_Directions for this task_:
State how many lines hold the string "tiempos". Give the number and nothing else.

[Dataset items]
· · · · ·
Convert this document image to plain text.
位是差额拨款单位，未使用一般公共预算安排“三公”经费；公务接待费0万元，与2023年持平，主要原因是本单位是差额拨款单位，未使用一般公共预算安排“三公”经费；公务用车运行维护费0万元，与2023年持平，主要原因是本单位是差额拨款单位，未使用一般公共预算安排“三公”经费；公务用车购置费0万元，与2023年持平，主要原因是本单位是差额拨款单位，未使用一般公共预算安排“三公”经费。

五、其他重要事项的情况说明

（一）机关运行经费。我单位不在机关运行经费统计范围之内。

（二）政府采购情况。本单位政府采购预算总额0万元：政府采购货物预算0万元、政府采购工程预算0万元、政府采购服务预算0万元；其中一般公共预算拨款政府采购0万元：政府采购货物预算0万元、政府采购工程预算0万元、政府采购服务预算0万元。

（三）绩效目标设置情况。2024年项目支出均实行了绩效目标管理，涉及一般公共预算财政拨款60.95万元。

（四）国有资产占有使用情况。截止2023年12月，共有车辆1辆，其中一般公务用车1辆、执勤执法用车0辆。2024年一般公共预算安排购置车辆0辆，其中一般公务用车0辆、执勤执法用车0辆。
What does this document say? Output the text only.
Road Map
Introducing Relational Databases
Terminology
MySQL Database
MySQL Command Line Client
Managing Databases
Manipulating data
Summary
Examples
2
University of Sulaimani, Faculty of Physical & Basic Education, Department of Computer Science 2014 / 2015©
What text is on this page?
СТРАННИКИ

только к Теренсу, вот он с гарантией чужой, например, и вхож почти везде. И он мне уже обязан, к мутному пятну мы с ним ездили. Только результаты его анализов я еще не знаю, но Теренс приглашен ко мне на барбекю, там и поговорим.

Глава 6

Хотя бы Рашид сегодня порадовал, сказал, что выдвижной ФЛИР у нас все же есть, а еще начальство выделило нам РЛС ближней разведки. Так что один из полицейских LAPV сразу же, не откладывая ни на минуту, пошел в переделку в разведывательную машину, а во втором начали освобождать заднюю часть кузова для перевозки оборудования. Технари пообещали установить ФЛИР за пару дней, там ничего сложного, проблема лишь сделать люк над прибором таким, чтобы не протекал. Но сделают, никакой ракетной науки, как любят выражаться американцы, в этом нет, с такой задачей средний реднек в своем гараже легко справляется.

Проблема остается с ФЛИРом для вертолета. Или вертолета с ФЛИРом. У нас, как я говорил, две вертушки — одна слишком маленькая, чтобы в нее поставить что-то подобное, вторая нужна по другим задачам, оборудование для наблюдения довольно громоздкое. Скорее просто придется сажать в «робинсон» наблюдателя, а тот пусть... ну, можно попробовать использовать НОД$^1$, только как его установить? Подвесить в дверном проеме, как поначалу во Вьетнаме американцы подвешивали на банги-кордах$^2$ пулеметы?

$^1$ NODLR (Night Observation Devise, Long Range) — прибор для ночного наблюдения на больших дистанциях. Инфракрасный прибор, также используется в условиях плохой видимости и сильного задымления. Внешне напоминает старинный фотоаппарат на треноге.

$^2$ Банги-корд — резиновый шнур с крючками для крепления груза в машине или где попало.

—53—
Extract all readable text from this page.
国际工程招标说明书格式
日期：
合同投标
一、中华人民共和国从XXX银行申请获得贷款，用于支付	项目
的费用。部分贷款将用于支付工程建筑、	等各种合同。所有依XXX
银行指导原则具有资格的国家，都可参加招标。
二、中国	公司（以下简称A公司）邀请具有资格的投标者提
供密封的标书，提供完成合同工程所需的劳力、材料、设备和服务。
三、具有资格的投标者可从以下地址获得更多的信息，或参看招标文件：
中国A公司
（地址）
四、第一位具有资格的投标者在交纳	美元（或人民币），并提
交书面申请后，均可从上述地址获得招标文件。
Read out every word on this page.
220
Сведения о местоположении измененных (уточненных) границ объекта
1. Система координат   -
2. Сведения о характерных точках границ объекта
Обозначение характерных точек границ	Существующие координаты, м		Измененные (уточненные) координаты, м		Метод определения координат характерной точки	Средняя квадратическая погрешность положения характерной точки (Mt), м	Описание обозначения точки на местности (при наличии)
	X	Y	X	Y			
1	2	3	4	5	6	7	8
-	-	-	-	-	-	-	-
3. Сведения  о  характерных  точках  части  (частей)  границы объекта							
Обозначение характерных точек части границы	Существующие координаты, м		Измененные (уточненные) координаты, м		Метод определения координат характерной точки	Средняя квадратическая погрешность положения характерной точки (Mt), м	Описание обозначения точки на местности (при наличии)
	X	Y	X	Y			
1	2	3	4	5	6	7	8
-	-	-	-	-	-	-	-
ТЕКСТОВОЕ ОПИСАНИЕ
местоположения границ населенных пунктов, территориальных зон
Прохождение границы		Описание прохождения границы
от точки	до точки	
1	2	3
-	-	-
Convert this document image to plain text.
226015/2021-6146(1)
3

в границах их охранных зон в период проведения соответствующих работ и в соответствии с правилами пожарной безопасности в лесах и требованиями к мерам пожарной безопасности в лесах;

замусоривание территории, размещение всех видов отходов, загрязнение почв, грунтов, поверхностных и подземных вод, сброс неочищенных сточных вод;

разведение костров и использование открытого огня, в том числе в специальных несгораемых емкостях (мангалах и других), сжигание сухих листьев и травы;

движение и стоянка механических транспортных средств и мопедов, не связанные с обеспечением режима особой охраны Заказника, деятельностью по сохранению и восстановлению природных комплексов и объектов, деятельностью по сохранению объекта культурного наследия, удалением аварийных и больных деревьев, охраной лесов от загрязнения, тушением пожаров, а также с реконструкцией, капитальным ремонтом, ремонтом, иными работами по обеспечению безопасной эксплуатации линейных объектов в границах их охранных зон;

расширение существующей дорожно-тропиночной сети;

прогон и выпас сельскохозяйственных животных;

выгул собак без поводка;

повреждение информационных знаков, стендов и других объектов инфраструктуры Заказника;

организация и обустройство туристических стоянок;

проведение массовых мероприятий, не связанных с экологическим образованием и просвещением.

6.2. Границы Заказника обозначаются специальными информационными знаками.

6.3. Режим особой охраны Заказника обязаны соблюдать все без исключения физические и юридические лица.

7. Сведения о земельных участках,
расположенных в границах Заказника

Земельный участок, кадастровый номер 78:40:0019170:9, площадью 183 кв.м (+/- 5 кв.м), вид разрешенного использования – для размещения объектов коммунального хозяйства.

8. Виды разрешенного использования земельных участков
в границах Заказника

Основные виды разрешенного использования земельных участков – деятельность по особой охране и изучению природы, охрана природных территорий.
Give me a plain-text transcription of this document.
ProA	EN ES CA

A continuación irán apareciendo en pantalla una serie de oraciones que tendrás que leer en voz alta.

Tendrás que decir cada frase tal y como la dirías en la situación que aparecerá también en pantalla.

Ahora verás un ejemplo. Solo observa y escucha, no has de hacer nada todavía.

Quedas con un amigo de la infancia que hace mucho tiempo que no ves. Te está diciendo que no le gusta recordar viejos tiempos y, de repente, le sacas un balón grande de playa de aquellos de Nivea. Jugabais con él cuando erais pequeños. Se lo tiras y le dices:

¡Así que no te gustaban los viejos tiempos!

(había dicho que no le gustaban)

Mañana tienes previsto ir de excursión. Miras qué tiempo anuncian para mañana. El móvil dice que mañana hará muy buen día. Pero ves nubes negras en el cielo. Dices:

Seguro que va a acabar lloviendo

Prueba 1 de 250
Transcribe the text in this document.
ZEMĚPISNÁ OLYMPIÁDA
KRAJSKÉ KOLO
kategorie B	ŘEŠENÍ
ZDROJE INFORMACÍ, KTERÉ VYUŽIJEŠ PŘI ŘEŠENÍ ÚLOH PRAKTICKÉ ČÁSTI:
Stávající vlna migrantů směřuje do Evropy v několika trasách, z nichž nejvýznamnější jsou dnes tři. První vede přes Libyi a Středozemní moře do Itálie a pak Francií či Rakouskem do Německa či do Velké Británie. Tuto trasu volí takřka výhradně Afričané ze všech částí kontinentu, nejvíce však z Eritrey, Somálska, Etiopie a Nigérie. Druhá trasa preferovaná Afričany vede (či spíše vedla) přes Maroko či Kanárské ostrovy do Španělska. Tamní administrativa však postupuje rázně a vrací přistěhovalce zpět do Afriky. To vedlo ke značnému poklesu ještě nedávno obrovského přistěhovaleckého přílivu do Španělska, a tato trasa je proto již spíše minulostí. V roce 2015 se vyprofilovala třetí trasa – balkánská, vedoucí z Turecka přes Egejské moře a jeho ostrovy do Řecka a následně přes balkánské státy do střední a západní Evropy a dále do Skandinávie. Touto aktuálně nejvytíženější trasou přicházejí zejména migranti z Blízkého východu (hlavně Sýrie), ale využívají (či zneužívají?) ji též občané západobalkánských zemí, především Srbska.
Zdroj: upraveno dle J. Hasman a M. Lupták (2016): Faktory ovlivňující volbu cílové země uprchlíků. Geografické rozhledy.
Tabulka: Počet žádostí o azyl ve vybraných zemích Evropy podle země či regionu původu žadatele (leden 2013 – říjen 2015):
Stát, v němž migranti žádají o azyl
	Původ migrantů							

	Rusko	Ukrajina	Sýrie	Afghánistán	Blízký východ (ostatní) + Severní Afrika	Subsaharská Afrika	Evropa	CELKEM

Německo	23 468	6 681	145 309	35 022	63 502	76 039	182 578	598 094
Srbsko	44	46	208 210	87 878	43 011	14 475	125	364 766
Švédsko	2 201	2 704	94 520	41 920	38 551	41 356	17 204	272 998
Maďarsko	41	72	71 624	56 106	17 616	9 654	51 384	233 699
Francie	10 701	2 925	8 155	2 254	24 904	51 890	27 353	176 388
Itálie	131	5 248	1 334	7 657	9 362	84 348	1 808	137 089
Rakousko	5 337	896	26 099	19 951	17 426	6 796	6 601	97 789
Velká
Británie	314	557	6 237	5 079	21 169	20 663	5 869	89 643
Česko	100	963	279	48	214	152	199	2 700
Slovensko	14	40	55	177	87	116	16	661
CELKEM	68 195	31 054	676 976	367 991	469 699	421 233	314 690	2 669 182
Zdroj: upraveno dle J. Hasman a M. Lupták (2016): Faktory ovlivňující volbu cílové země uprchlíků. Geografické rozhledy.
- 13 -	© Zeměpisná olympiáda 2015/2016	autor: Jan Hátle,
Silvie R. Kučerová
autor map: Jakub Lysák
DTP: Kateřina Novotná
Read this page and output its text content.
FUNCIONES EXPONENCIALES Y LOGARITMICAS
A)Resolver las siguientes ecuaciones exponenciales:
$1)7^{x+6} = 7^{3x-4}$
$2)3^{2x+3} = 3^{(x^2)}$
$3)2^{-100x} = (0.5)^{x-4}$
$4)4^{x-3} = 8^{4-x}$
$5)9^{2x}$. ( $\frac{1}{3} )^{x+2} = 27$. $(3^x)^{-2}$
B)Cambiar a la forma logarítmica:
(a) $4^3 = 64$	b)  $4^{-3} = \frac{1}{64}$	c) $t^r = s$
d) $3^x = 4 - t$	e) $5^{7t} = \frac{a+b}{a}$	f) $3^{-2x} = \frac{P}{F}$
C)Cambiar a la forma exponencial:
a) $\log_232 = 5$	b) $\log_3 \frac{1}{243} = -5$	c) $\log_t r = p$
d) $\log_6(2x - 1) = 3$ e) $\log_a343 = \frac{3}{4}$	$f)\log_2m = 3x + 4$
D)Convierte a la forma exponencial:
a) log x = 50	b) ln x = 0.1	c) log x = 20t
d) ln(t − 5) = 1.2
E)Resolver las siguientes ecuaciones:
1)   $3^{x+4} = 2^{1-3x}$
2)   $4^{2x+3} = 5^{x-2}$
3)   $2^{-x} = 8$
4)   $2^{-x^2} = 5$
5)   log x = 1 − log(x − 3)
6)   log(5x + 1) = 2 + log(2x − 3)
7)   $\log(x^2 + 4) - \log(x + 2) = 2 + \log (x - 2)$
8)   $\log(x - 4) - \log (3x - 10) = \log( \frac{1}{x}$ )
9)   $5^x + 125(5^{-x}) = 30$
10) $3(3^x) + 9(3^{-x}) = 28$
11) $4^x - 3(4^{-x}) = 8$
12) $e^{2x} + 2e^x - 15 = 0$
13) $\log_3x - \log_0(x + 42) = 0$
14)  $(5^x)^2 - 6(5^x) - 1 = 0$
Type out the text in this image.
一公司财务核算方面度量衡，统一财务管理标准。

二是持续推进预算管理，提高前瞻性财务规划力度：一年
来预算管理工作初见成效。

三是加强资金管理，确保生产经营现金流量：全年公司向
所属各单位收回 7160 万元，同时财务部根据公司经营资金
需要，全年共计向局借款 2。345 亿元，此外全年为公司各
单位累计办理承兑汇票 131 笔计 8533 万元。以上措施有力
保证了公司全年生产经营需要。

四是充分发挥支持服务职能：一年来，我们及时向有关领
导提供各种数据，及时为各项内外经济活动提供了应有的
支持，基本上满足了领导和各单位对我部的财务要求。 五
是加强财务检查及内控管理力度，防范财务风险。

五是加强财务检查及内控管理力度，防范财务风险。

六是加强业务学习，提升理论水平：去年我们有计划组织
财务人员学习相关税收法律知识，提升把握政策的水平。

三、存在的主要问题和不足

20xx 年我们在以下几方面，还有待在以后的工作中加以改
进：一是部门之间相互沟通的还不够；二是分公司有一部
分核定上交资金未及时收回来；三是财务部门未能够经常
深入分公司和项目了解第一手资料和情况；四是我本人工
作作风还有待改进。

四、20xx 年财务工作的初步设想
· · · · ·
_Output below_:
2